-- Records start --

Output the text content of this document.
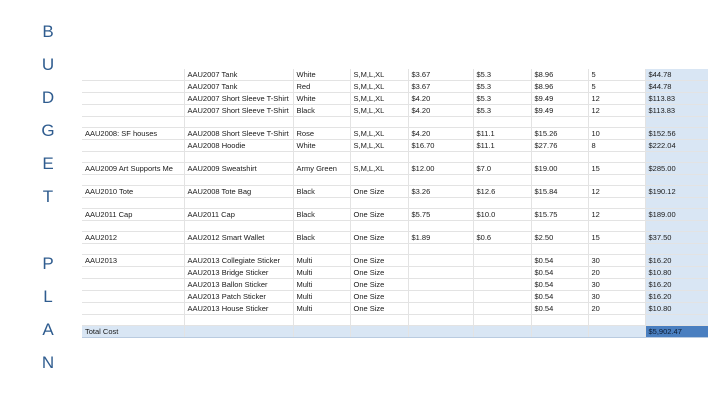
B
U
D
G
E
T
P
L
A
N
	AAU2007 Tank	White	S,M,L,XL	$3.67	$5.3	$8.96	5	$44.78
	AAU2007 Tank	Red	S,M,L,XL	$3.67	$5.3	$8.96	5	$44.78
	AAU2007 Short Sleeve T-Shirt	White	S,M,L,XL	$4.20	$5.3	$9.49	12	$113.83
	AAU2007 Short Sleeve T-Shirt	Black	S,M,L,XL	$4.20	$5.3	$9.49	12	$113.83

AAU2008: SF houses	AAU2008 Short Sleeve T-Shirt	Rose	S,M,L,XL	$4.20	$11.1	$15.26	10	$152.56
	AAU2008 Hoodie	White	S,M,L,XL	$16.70	$11.1	$27.76	8	$222.04

AAU2009 Art Supports Me	AAU2009 Sweatshirt	Army Green	S,M,L,XL	$12.00	$7.0	$19.00	15	$285.00

AAU2010 Tote	AAU2008 Tote Bag	Black	One Size	$3.26	$12.6	$15.84	12	$190.12

AAU2011 Cap	AAU2011 Cap	Black	One Size	$5.75	$10.0	$15.75	12	$189.00

AAU2012	AAU2012 Smart Wallet	Black	One Size	$1.89	$0.6	$2.50	15	$37.50

AAU2013	AAU2013 Collegiate Sticker	Multi	One Size			$0.54	30	$16.20
	AAU2013 Bridge Sticker	Multi	One Size			$0.54	20	$10.80
	AAU2013 Ballon Sticker	Multi	One Size			$0.54	30	$16.20
	AAU2013 Patch Sticker	Multi	One Size			$0.54	30	$16.20
	AAU2013 House Sticker	Multi	One Size			$0.54	20	$10.80

Total Cost								$5,902.47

-- Records end --

Exercise aim → In the lines above, locate the string "Multi". Copy every line where it occurs.

Correct result →
AAU2013	AAU2013 Collegiate Sticker	Multi	One Size			$0.54	30	$16.20
	AAU2013 Bridge Sticker	Multi	One Size			$0.54	20	$10.80
	AAU2013 Ballon Sticker	Multi	One Size			$0.54	30	$16.20
	AAU2013 Patch Sticker	Multi	One Size			$0.54	30	$16.20
	AAU2013 House Sticker	Multi	One Size			$0.54	20	$10.80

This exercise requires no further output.